▸ EXERCISE GOAL
Only a number is wanted: how many lines in the listing contain the word "Nivel"?

▸ INPUT ROWS
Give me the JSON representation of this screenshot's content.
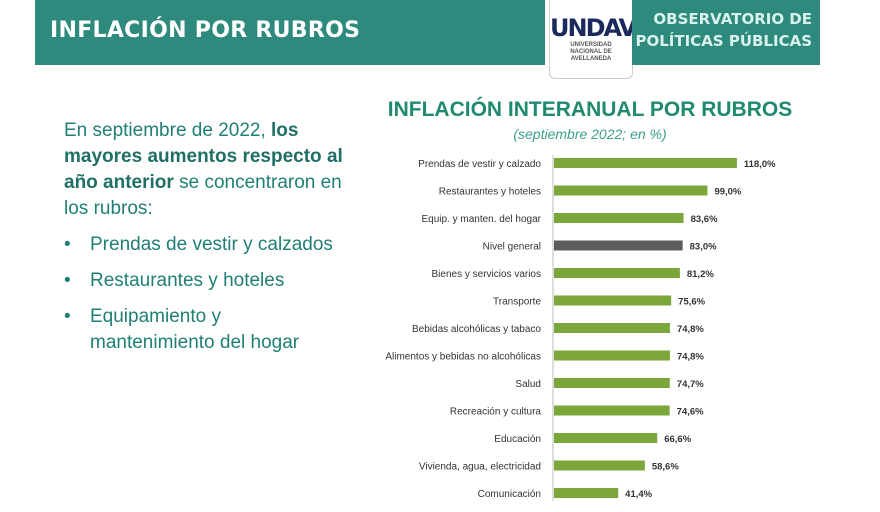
{
  "header": {
    "title": "INFLACIÓN POR RUBROS",
    "logo": "UNDAV",
    "logo_sub": [
      "UNIVERSIDAD",
      "NACIONAL DE",
      "AVELLANEDA"
    ],
    "observatorio": [
      "OBSERVATORIO DE",
      "POLÍTICAS PÚBLICAS"
    ]
  },
  "text": {
    "intro1": "En septiembre de 2022,",
    "intro2": "los mayores aumentos respecto al año anterior",
    "intro3": "se concentraron en los rubros:",
    "bullets": [
      "Prendas de vestir y calzados",
      "Restaurantes y hoteles",
      "Equipamiento y mantenimiento del hogar"
    ]
  },
  "chart_data": {
    "type": "bar",
    "orientation": "horizontal",
    "title": "INFLACIÓN INTERANUAL POR RUBROS",
    "subtitle": "(septiembre 2022; en %)",
    "categories": [
      "Prendas de vestir y calzado",
      "Restaurantes y hoteles",
      "Equip. y manten. del hogar",
      "Nivel general",
      "Bienes y servicios varios",
      "Transporte",
      "Bebidas alcohólicas y tabaco",
      "Alimentos y bebidas no alcohólicas",
      "Salud",
      "Recreación y cultura",
      "Educación",
      "Vivienda, agua, electricidad",
      "Comunicación"
    ],
    "values": [
      118.0,
      99.0,
      83.6,
      83.0,
      81.2,
      75.6,
      74.8,
      74.8,
      74.7,
      74.6,
      66.6,
      58.6,
      41.4
    ],
    "labels": [
      "118,0%",
      "99,0%",
      "83,6%",
      "83,0%",
      "81,2%",
      "75,6%",
      "74,8%",
      "74,8%",
      "74,7%",
      "74,6%",
      "66,6%",
      "58,6%",
      "41,4%"
    ],
    "highlight": "Nivel general",
    "colors": {
      "bar": "#7aa63a",
      "highlight": "#5e5e5e"
    }
  }
}
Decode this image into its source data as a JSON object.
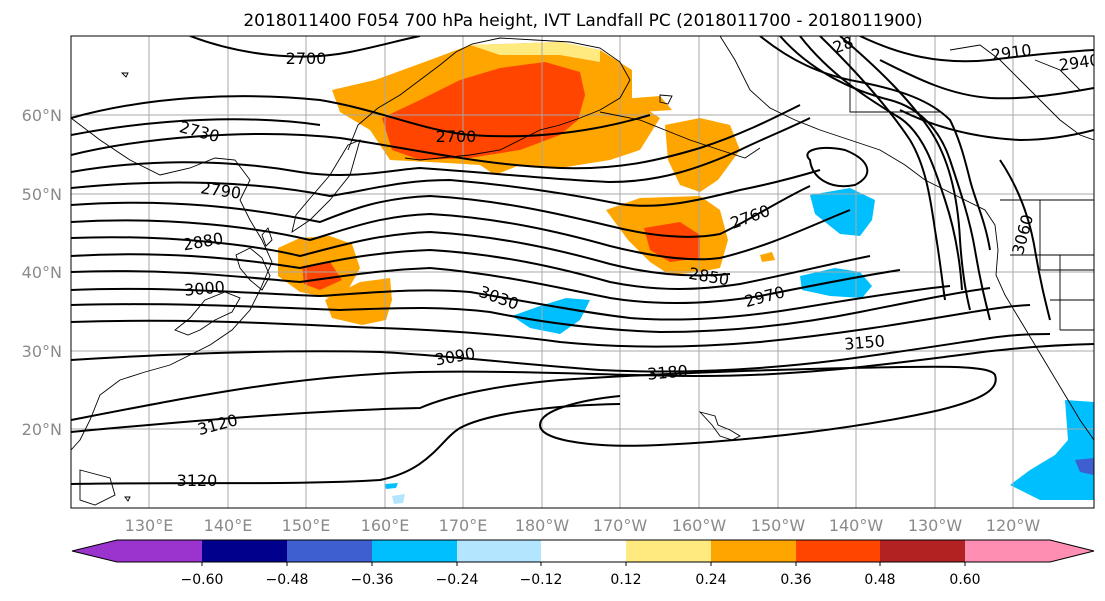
{
  "title": "2018011400 F054 700 hPa height, IVT Landfall PC (2018011700 - 2018011900)",
  "lat_ticks": [
    "60°N",
    "50°N",
    "40°N",
    "30°N",
    "20°N"
  ],
  "lon_ticks": [
    "130°E",
    "140°E",
    "150°E",
    "160°E",
    "170°E",
    "180°W",
    "170°W",
    "160°W",
    "150°W",
    "140°W",
    "130°W",
    "120°W"
  ],
  "contour_labels": [
    "2700",
    "2730",
    "2790",
    "2880",
    "3000",
    "2700",
    "3030",
    "3090",
    "3120",
    "3120",
    "3180",
    "2850",
    "2760",
    "2970",
    "3150",
    "3060",
    "2910",
    "2940",
    "28"
  ],
  "colorbar": {
    "colors": [
      "#9b34cf",
      "#00008c",
      "#3e5fcf",
      "#00bfff",
      "#b3e5ff",
      "#ffffff",
      "#ffea80",
      "#ffa500",
      "#ff4500",
      "#b22222",
      "#ff8eb3"
    ],
    "ticks": [
      "−0.60",
      "−0.48",
      "−0.36",
      "−0.24",
      "−0.12",
      "0.12",
      "0.24",
      "0.36",
      "0.48",
      "0.60"
    ]
  }
}
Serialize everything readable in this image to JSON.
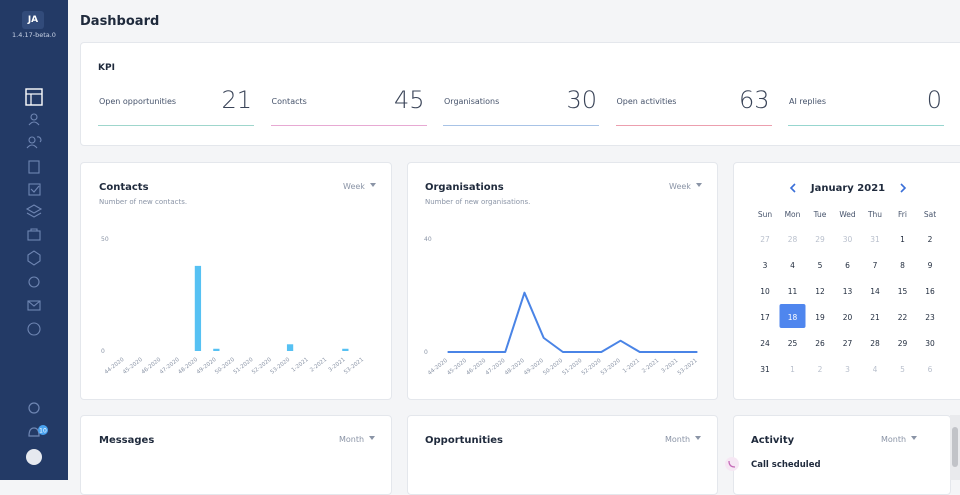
{
  "sidebar": {
    "initials": "JA",
    "version": "1.4.17-beta.0",
    "notification_count": 10
  },
  "header": {
    "title": "Dashboard"
  },
  "kpi": {
    "title": "KPI",
    "items": [
      {
        "label": "Open opportunities",
        "value": 21,
        "color": "#9fd6cc"
      },
      {
        "label": "Contacts",
        "value": 45,
        "color": "#e7a9d3"
      },
      {
        "label": "Organisations",
        "value": 30,
        "color": "#a8c3e6"
      },
      {
        "label": "Open activities",
        "value": 63,
        "color": "#ec9fae"
      },
      {
        "label": "AI replies",
        "value": 0,
        "color": "#97d6cf"
      }
    ]
  },
  "chart_data": [
    {
      "type": "bar",
      "title": "Contacts",
      "subtitle": "Number of new contacts.",
      "period": "Week",
      "categories": [
        "44-2020",
        "45-2020",
        "46-2020",
        "47-2020",
        "48-2020",
        "49-2020",
        "50-2020",
        "51-2020",
        "52-2020",
        "53-2020",
        "1-2021",
        "2-2021",
        "3-2021",
        "53-2021"
      ],
      "values": [
        0,
        0,
        0,
        0,
        38,
        1,
        0,
        0,
        0,
        3,
        0,
        0,
        1,
        0
      ],
      "color": "#56c1f3",
      "ylim": [
        0,
        50
      ],
      "yticks": [
        0,
        50
      ]
    },
    {
      "type": "line",
      "title": "Organisations",
      "subtitle": "Number of new organisations.",
      "period": "Week",
      "categories": [
        "44-2020",
        "45-2020",
        "46-2020",
        "47-2020",
        "48-2020",
        "49-2020",
        "50-2020",
        "51-2020",
        "52-2020",
        "53-2020",
        "1-2021",
        "2-2021",
        "3-2021",
        "53-2021"
      ],
      "values": [
        0,
        0,
        0,
        0,
        21,
        5,
        0,
        0,
        0,
        4,
        0,
        0,
        0,
        0
      ],
      "color": "#4a84e6",
      "ylim": [
        0,
        40
      ],
      "yticks": [
        0,
        40
      ]
    }
  ],
  "calendar": {
    "month": "January 2021",
    "weekdays": [
      "Sun",
      "Mon",
      "Tue",
      "Wed",
      "Thu",
      "Fri",
      "Sat"
    ],
    "weeks": [
      [
        27,
        28,
        29,
        30,
        31,
        1,
        2
      ],
      [
        3,
        4,
        5,
        6,
        7,
        8,
        9
      ],
      [
        10,
        11,
        12,
        13,
        14,
        15,
        16
      ],
      [
        17,
        18,
        19,
        20,
        21,
        22,
        23
      ],
      [
        24,
        25,
        26,
        27,
        28,
        29,
        30
      ],
      [
        31,
        1,
        2,
        3,
        4,
        5,
        6
      ]
    ],
    "selected_day": 18
  },
  "bottom_cards": [
    {
      "title": "Messages",
      "period": "Month"
    },
    {
      "title": "Opportunities",
      "period": "Month"
    },
    {
      "title": "Activity",
      "period": "Month",
      "items": [
        "Call scheduled"
      ]
    }
  ]
}
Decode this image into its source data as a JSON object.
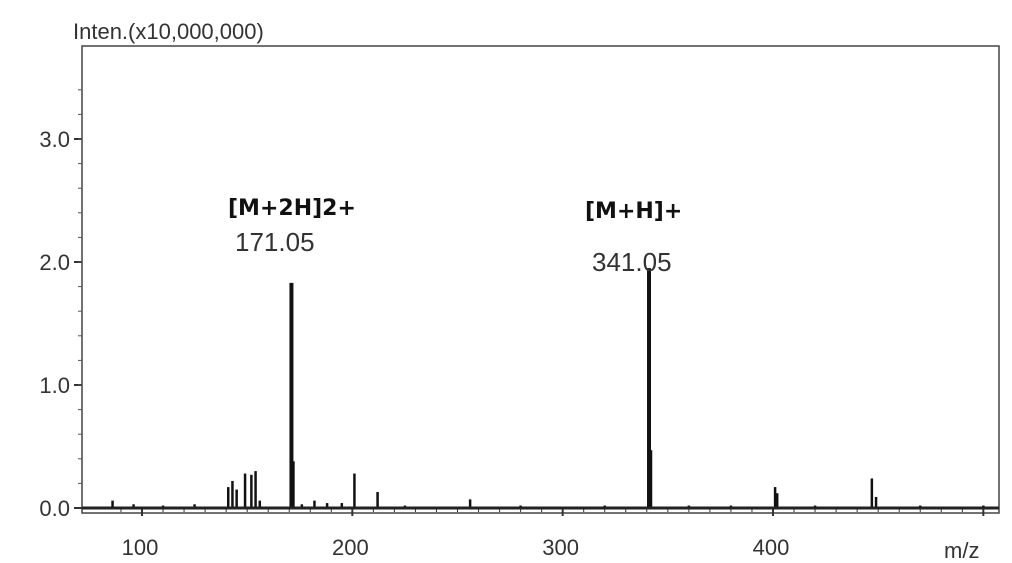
{
  "chart_data": {
    "type": "bar",
    "title": "",
    "ylabel": "Inten.(x10,000,000)",
    "xlabel": "m/z",
    "xlim": [
      82,
      1008
    ],
    "ylim": [
      0,
      3.6
    ],
    "x_ticks": [
      "100",
      "200",
      "300",
      "400"
    ],
    "y_ticks": [
      "0.0",
      "1.0",
      "2.0",
      "3.0"
    ],
    "grid": false,
    "annotations": [
      {
        "ion": "[M+2H]2+",
        "mz": "171.05",
        "x": 171.05
      },
      {
        "ion": "[M+H]+",
        "mz": "341.05",
        "x": 341.05
      }
    ],
    "peaks": [
      {
        "x": 86,
        "y": 0.06
      },
      {
        "x": 96,
        "y": 0.03
      },
      {
        "x": 110,
        "y": 0.02
      },
      {
        "x": 125,
        "y": 0.03
      },
      {
        "x": 141,
        "y": 0.17
      },
      {
        "x": 143,
        "y": 0.22
      },
      {
        "x": 145,
        "y": 0.15
      },
      {
        "x": 149,
        "y": 0.28
      },
      {
        "x": 152,
        "y": 0.27
      },
      {
        "x": 154,
        "y": 0.3
      },
      {
        "x": 156,
        "y": 0.06
      },
      {
        "x": 171.05,
        "y": 1.83
      },
      {
        "x": 172,
        "y": 0.38
      },
      {
        "x": 176,
        "y": 0.03
      },
      {
        "x": 182,
        "y": 0.06
      },
      {
        "x": 188,
        "y": 0.04
      },
      {
        "x": 195,
        "y": 0.04
      },
      {
        "x": 201,
        "y": 0.28
      },
      {
        "x": 212,
        "y": 0.13
      },
      {
        "x": 225,
        "y": 0.02
      },
      {
        "x": 256,
        "y": 0.07
      },
      {
        "x": 280,
        "y": 0.02
      },
      {
        "x": 320,
        "y": 0.02
      },
      {
        "x": 341.05,
        "y": 1.95
      },
      {
        "x": 342,
        "y": 0.47
      },
      {
        "x": 360,
        "y": 0.02
      },
      {
        "x": 380,
        "y": 0.02
      },
      {
        "x": 401,
        "y": 0.17
      },
      {
        "x": 402,
        "y": 0.12
      },
      {
        "x": 420,
        "y": 0.02
      },
      {
        "x": 447,
        "y": 0.24
      },
      {
        "x": 449,
        "y": 0.09
      },
      {
        "x": 470,
        "y": 0.02
      },
      {
        "x": 500,
        "y": 0.02
      }
    ]
  }
}
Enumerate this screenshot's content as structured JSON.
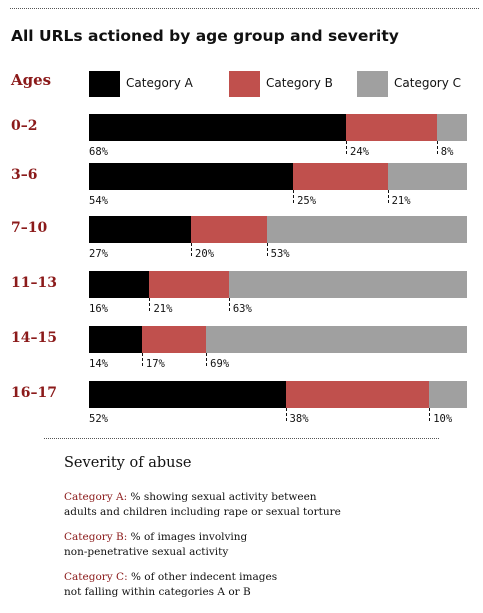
{
  "chart_data": {
    "type": "bar",
    "stacked": true,
    "orientation": "horizontal",
    "title": "All URLs actioned by age group and severity",
    "axis_label": "Ages",
    "categories": [
      "0–2",
      "3–6",
      "7–10",
      "11–13",
      "14–15",
      "16–17"
    ],
    "series": [
      {
        "name": "Category A",
        "color": "#000000",
        "values": [
          68,
          54,
          27,
          16,
          14,
          52
        ]
      },
      {
        "name": "Category B",
        "color": "#c0504d",
        "values": [
          24,
          25,
          20,
          21,
          17,
          38
        ]
      },
      {
        "name": "Category C",
        "color": "#a0a0a0",
        "values": [
          8,
          21,
          53,
          63,
          69,
          10
        ]
      }
    ],
    "value_suffix": "%",
    "xlim": [
      0,
      100
    ],
    "legend_position": "top",
    "grid": false
  },
  "notes": {
    "title": "Severity of abuse",
    "items": [
      {
        "key": "Category A:",
        "text": " % showing sexual activity between",
        "text2": "adults and children including rape or sexual torture"
      },
      {
        "key": "Category B:",
        "text": " % of images involving",
        "text2": "non-penetrative sexual activity"
      },
      {
        "key": "Category C:",
        "text": " % of other indecent images",
        "text2": "not falling within categories A or B"
      }
    ]
  },
  "colors": {
    "accent_text": "#8b1a1a"
  }
}
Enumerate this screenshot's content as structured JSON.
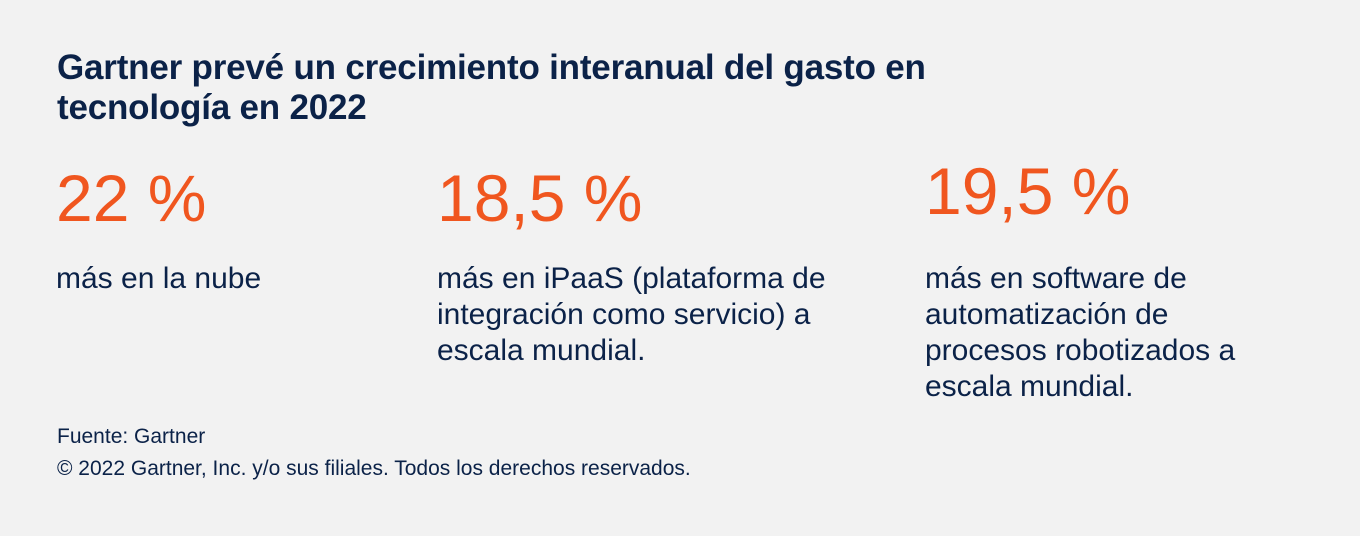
{
  "title": "Gartner prevé un crecimiento interanual del gasto en tecnología en 2022",
  "stats": [
    {
      "value": "22 %",
      "description": "más en la nube"
    },
    {
      "value": "18,5 %",
      "description": "más en iPaaS (plataforma de integración como servicio) a escala mundial."
    },
    {
      "value": "19,5 %",
      "description": "más en software de automatización de procesos robotizados a escala mundial."
    }
  ],
  "footer": {
    "source": "Fuente: Gartner",
    "copyright": "© 2022 Gartner, Inc. y/o sus filiales. Todos los derechos reservados."
  },
  "colors": {
    "background": "#f2f2f2",
    "text": "#0b2248",
    "accent": "#f0561f"
  }
}
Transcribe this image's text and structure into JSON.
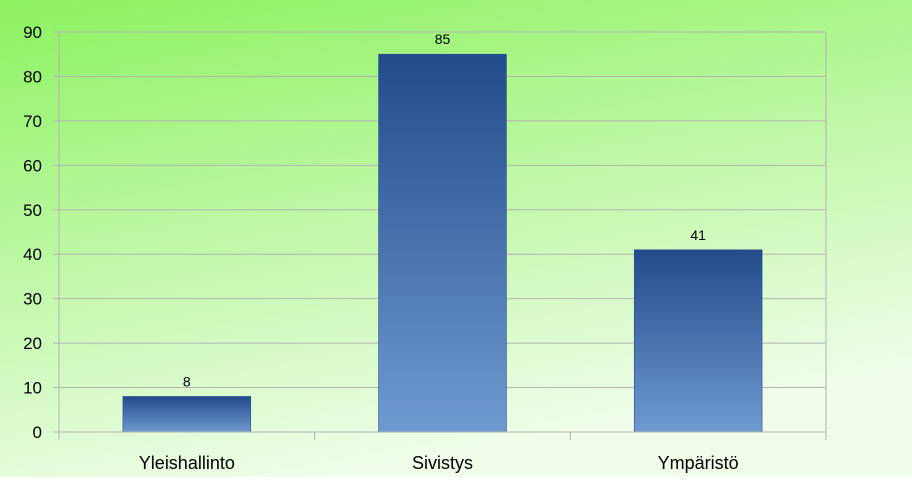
{
  "chart_data": {
    "type": "bar",
    "categories": [
      "Yleishallinto",
      "Sivistys",
      "Ympäristö"
    ],
    "values": [
      8,
      85,
      41
    ],
    "data_labels": [
      "8",
      "85",
      "41"
    ],
    "ylim": [
      0,
      90
    ],
    "yticks": [
      0,
      10,
      20,
      30,
      40,
      50,
      60,
      70,
      80,
      90
    ],
    "title": "",
    "xlabel": "",
    "ylabel": "",
    "grid": true,
    "legend": "none",
    "colors": {
      "background_top": "#8cf25f",
      "background_bottom": "#effde9",
      "bar_top": "#234a8b",
      "bar_bottom": "#6f9ad0",
      "grid": "#b3b3b3",
      "axis": "#b3b3b3",
      "text": "#000000"
    }
  }
}
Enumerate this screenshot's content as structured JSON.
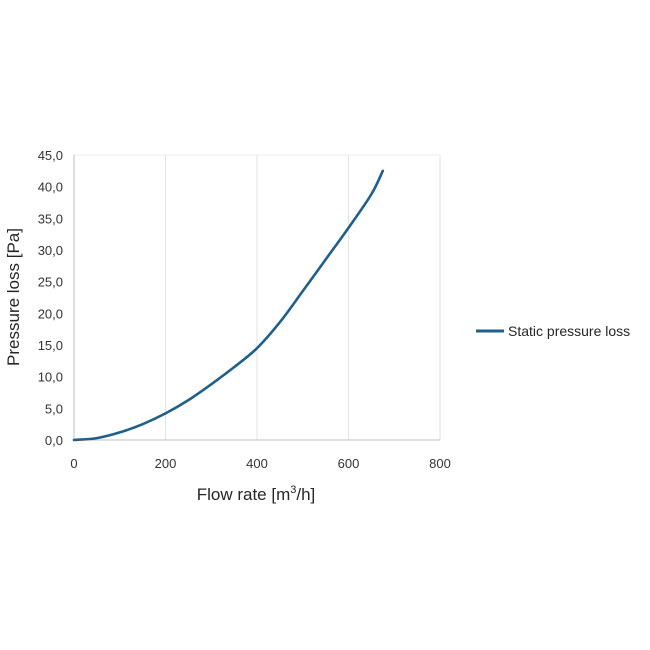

▸ SOLUTION TO THIS TASK
2